---- Provided records
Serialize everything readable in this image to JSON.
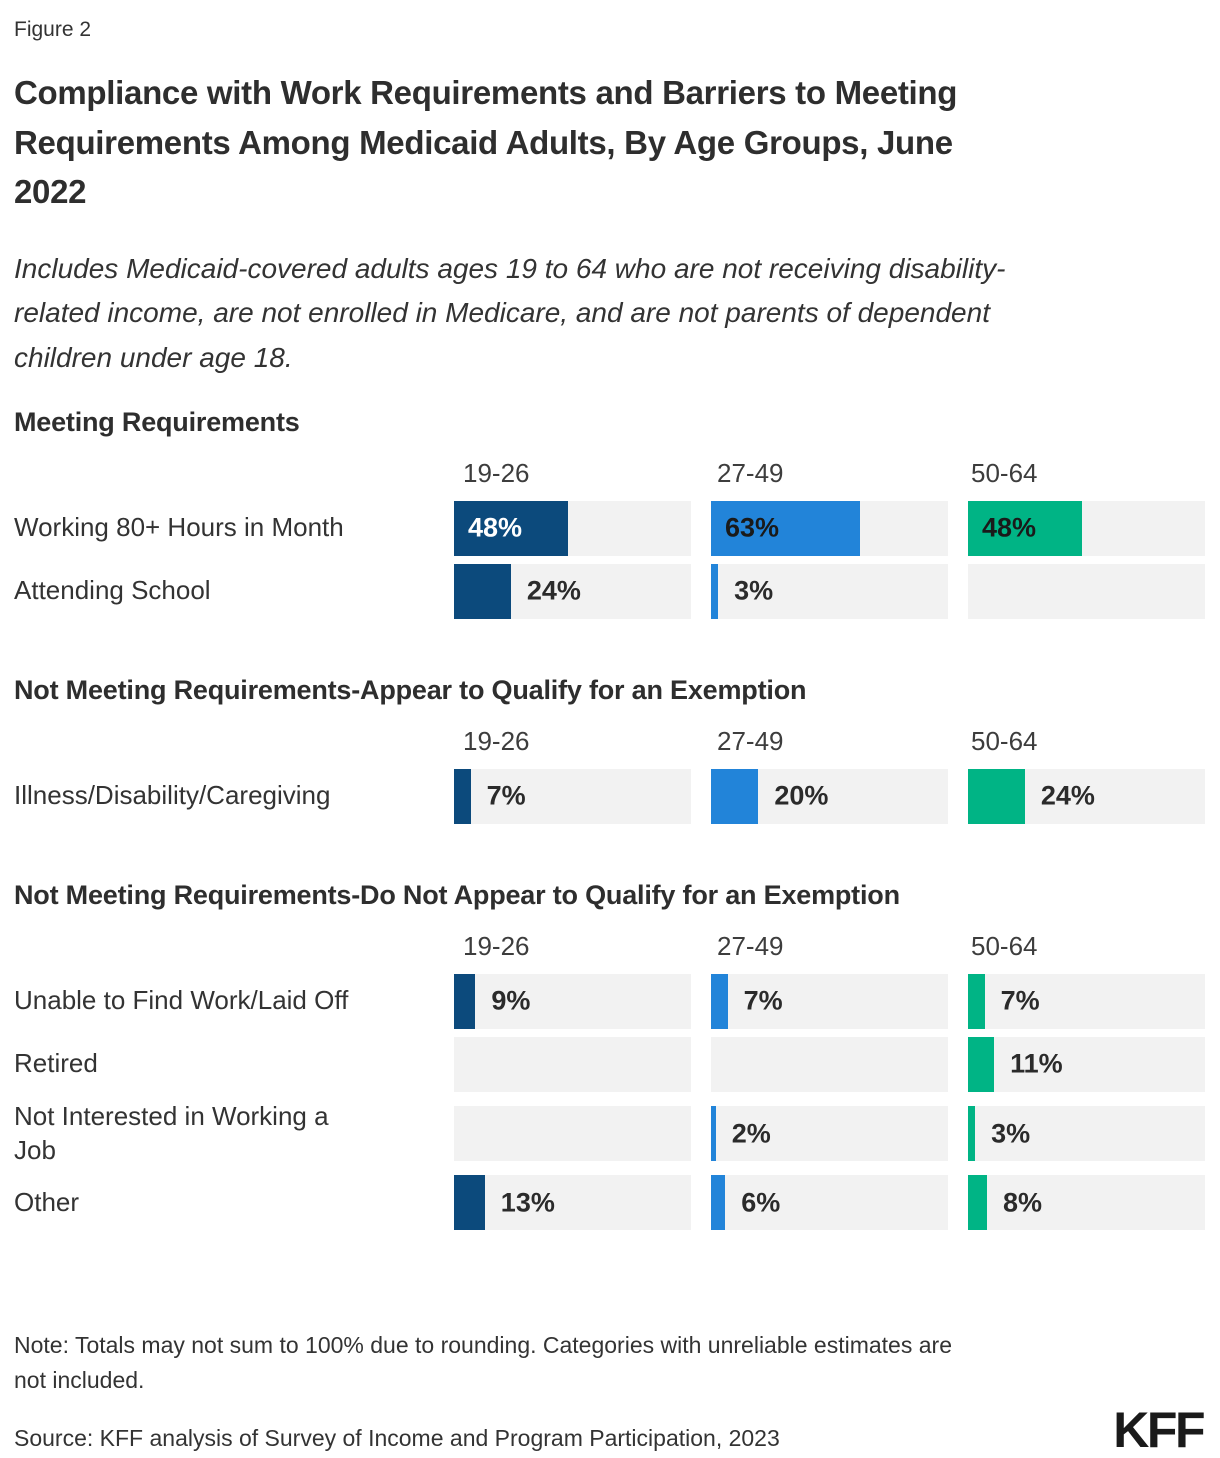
{
  "figure_label": "Figure 2",
  "title": "Compliance with Work Requirements and Barriers to Meeting\nRequirements Among Medicaid Adults, By Age Groups, June\n2022",
  "subtitle": "Includes Medicaid-covered adults ages 19 to 64 who are not receiving disability-\nrelated income, are not enrolled in Medicare, and are not parents of dependent\nchildren under age 18.",
  "note": "Note: Totals may not sum to 100% due to rounding. Categories with unreliable estimates are\nnot included.",
  "source": "Source: KFF analysis of Survey of Income and Program Participation, 2023",
  "logo": "KFF",
  "colors": {
    "age_19_26": "#0C4A7C",
    "age_27_49": "#2284D9",
    "age_50_64": "#00B485",
    "track": "#F2F2F2",
    "text": "#333333",
    "label_inside_dark_bar": "#FFFFFF",
    "label_inside_light_bar": "#1A1A1A",
    "label_outside": "#2B2B2B"
  },
  "chart_data": {
    "type": "bar",
    "orientation": "horizontal",
    "unit": "%",
    "xlim": [
      0,
      100
    ],
    "grid": false,
    "legend": "column headers per age group",
    "age_groups": [
      "19-26",
      "27-49",
      "50-64"
    ],
    "sections": [
      {
        "heading": "Meeting Requirements",
        "rows": [
          {
            "label": "Working 80+ Hours in Month",
            "values": [
              48,
              63,
              48
            ],
            "display": [
              "48%",
              "63%",
              "48%"
            ],
            "labels_inside": true
          },
          {
            "label": "Attending School",
            "values": [
              24,
              3,
              null
            ],
            "display": [
              "24%",
              "3%",
              null
            ],
            "labels_inside": false
          }
        ]
      },
      {
        "heading": "Not Meeting Requirements-Appear to Qualify for an Exemption",
        "rows": [
          {
            "label": "Illness/Disability/Caregiving",
            "values": [
              7,
              20,
              24
            ],
            "display": [
              "7%",
              "20%",
              "24%"
            ],
            "labels_inside": false
          }
        ]
      },
      {
        "heading": "Not Meeting Requirements-Do Not Appear to Qualify for an Exemption",
        "rows": [
          {
            "label": "Unable to Find Work/Laid Off",
            "values": [
              9,
              7,
              7
            ],
            "display": [
              "9%",
              "7%",
              "7%"
            ],
            "labels_inside": false
          },
          {
            "label": "Retired",
            "values": [
              null,
              null,
              11
            ],
            "display": [
              null,
              null,
              "11%"
            ],
            "labels_inside": false
          },
          {
            "label": "Not Interested in Working a\nJob",
            "values": [
              null,
              2,
              3
            ],
            "display": [
              null,
              "2%",
              "3%"
            ],
            "labels_inside": false
          },
          {
            "label": "Other",
            "values": [
              13,
              6,
              8
            ],
            "display": [
              "13%",
              "6%",
              "8%"
            ],
            "labels_inside": false
          }
        ]
      }
    ]
  }
}
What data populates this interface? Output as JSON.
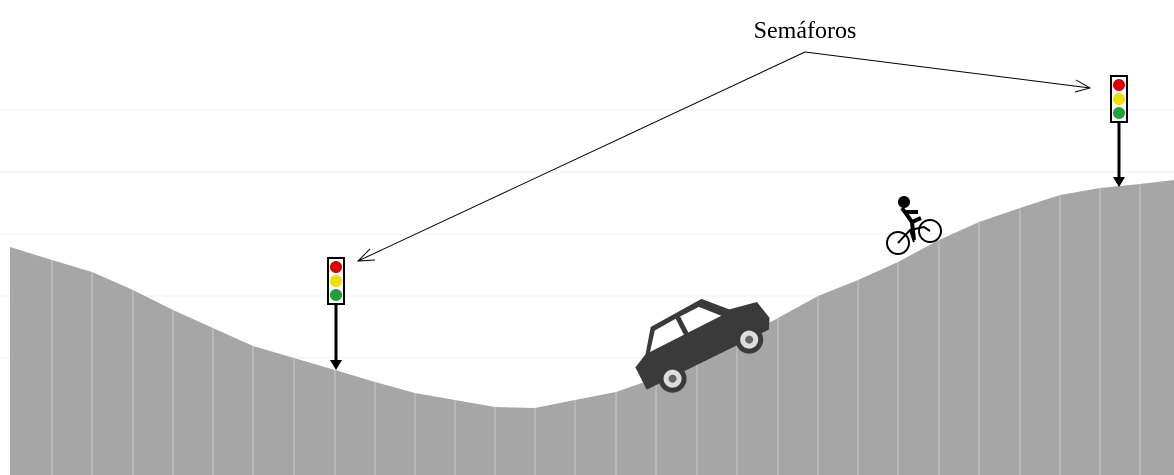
--------
**Given problem:**
From the records above, report the count of lines containing "Appear" and nothing more.

**Result of this task:**
2